BEGIN Records shown

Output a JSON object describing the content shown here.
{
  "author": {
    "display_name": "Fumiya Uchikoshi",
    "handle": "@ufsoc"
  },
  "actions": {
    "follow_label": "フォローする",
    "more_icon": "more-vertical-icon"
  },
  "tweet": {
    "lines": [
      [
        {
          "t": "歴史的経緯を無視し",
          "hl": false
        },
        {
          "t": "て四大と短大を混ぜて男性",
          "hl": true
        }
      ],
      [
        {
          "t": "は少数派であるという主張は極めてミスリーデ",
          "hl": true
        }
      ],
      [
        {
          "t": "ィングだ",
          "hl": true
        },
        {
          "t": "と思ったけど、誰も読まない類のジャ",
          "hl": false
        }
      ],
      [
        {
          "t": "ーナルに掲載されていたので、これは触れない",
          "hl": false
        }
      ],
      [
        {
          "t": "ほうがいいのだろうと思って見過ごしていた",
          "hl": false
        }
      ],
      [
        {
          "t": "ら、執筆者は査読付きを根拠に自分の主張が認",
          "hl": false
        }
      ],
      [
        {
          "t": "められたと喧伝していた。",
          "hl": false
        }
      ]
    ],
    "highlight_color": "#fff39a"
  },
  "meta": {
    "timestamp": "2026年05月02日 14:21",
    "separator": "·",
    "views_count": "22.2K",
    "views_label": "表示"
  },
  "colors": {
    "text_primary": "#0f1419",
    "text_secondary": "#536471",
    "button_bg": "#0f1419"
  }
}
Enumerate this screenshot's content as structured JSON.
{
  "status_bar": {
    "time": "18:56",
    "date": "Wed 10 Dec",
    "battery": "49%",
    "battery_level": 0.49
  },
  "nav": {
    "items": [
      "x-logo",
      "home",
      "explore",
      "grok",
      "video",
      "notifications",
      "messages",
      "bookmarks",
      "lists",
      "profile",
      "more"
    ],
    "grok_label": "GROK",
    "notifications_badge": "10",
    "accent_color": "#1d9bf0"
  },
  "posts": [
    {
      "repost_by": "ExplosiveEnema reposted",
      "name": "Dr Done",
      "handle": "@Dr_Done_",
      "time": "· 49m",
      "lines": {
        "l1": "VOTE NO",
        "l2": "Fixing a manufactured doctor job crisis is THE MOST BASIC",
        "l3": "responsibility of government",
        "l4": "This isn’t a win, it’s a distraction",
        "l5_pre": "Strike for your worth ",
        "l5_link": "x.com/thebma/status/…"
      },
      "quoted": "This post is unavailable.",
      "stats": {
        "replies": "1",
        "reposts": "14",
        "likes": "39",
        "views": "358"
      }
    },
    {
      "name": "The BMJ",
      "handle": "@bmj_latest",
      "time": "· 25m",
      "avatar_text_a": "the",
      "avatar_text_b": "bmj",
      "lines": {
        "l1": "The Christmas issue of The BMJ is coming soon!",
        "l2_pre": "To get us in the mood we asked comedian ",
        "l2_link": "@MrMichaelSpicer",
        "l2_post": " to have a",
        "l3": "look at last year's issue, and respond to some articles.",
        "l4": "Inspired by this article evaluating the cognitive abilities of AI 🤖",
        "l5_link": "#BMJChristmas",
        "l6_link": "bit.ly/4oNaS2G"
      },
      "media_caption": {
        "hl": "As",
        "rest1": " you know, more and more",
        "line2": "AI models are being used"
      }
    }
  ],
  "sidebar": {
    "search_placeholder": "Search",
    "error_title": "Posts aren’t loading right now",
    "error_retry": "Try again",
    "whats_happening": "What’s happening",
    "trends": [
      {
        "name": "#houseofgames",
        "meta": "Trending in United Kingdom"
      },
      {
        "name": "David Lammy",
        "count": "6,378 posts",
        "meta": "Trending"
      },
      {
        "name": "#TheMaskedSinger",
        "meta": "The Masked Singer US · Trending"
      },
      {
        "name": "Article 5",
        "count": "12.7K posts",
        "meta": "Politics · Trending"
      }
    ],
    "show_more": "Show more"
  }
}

END Records shown

■ Exercise
Return the number of lines that include the word "meta", and nothing else.

■ Task solution
5